[Collected data]
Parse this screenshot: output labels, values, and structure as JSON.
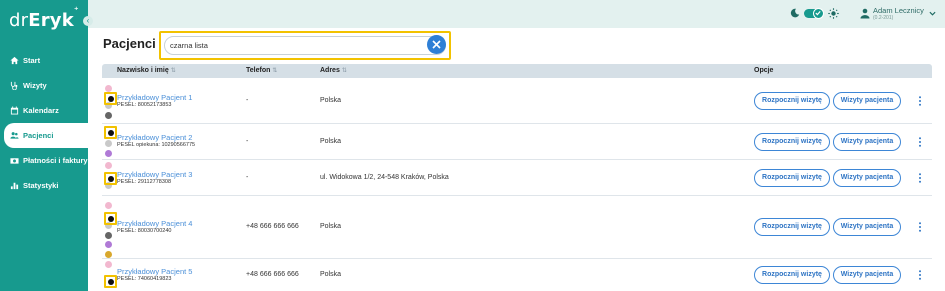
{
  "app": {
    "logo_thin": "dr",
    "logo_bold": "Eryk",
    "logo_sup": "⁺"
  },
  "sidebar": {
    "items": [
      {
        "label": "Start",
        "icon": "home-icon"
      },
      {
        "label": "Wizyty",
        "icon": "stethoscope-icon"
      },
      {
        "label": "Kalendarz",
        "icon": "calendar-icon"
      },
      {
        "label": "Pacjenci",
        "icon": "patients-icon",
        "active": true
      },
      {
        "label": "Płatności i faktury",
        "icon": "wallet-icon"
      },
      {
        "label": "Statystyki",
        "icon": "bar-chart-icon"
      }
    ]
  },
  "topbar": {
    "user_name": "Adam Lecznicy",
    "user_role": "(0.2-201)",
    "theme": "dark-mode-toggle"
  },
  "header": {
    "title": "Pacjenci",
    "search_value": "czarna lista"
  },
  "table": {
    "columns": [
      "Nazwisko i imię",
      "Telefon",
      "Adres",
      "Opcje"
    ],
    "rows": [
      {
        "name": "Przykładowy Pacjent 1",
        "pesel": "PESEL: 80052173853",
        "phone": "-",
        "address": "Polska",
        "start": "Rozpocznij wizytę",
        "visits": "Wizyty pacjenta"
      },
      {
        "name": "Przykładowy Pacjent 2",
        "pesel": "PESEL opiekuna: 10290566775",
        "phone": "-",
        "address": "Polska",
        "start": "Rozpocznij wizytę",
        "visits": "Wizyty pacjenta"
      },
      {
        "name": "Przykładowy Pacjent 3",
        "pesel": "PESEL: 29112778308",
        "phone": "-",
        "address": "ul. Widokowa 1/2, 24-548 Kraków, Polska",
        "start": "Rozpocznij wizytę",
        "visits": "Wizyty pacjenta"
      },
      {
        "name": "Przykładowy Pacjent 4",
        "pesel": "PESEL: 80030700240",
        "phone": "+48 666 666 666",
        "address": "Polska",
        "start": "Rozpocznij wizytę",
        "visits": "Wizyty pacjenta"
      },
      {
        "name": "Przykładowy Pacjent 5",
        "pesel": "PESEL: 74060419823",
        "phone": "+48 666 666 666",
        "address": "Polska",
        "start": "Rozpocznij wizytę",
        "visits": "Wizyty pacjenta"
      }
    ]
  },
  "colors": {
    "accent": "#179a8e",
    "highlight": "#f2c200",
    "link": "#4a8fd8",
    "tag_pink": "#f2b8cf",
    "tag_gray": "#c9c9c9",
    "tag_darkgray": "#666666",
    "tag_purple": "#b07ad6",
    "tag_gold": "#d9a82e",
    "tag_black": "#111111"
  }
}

ACTIVITY: The answer is the entries above, given again exactly, with no pictures among them.

OUTPUT OF THE TASK:
Parse this screenshot: output labels, values, and structure as JSON.
{
  "app": {
    "logo_thin": "dr",
    "logo_bold": "Eryk",
    "logo_sup": "⁺"
  },
  "sidebar": {
    "items": [
      {
        "label": "Start",
        "icon": "home-icon"
      },
      {
        "label": "Wizyty",
        "icon": "stethoscope-icon"
      },
      {
        "label": "Kalendarz",
        "icon": "calendar-icon"
      },
      {
        "label": "Pacjenci",
        "icon": "patients-icon",
        "active": true
      },
      {
        "label": "Płatności i faktury",
        "icon": "wallet-icon"
      },
      {
        "label": "Statystyki",
        "icon": "bar-chart-icon"
      }
    ]
  },
  "topbar": {
    "user_name": "Adam Lecznicy",
    "user_role": "(0.2-201)",
    "theme": "dark-mode-toggle"
  },
  "header": {
    "title": "Pacjenci",
    "search_value": "czarna lista"
  },
  "table": {
    "columns": [
      "Nazwisko i imię",
      "Telefon",
      "Adres",
      "Opcje"
    ],
    "rows": [
      {
        "name": "Przykładowy Pacjent 1",
        "pesel": "PESEL: 80052173853",
        "phone": "-",
        "address": "Polska",
        "start": "Rozpocznij wizytę",
        "visits": "Wizyty pacjenta"
      },
      {
        "name": "Przykładowy Pacjent 2",
        "pesel": "PESEL opiekuna: 10290566775",
        "phone": "-",
        "address": "Polska",
        "start": "Rozpocznij wizytę",
        "visits": "Wizyty pacjenta"
      },
      {
        "name": "Przykładowy Pacjent 3",
        "pesel": "PESEL: 29112778308",
        "phone": "-",
        "address": "ul. Widokowa 1/2, 24-548 Kraków, Polska",
        "start": "Rozpocznij wizytę",
        "visits": "Wizyty pacjenta"
      },
      {
        "name": "Przykładowy Pacjent 4",
        "pesel": "PESEL: 80030700240",
        "phone": "+48 666 666 666",
        "address": "Polska",
        "start": "Rozpocznij wizytę",
        "visits": "Wizyty pacjenta"
      },
      {
        "name": "Przykładowy Pacjent 5",
        "pesel": "PESEL: 74060419823",
        "phone": "+48 666 666 666",
        "address": "Polska",
        "start": "Rozpocznij wizytę",
        "visits": "Wizyty pacjenta"
      }
    ]
  },
  "colors": {
    "accent": "#179a8e",
    "highlight": "#f2c200",
    "link": "#4a8fd8",
    "tag_pink": "#f2b8cf",
    "tag_gray": "#c9c9c9",
    "tag_darkgray": "#666666",
    "tag_purple": "#b07ad6",
    "tag_gold": "#d9a82e",
    "tag_black": "#111111"
  }
}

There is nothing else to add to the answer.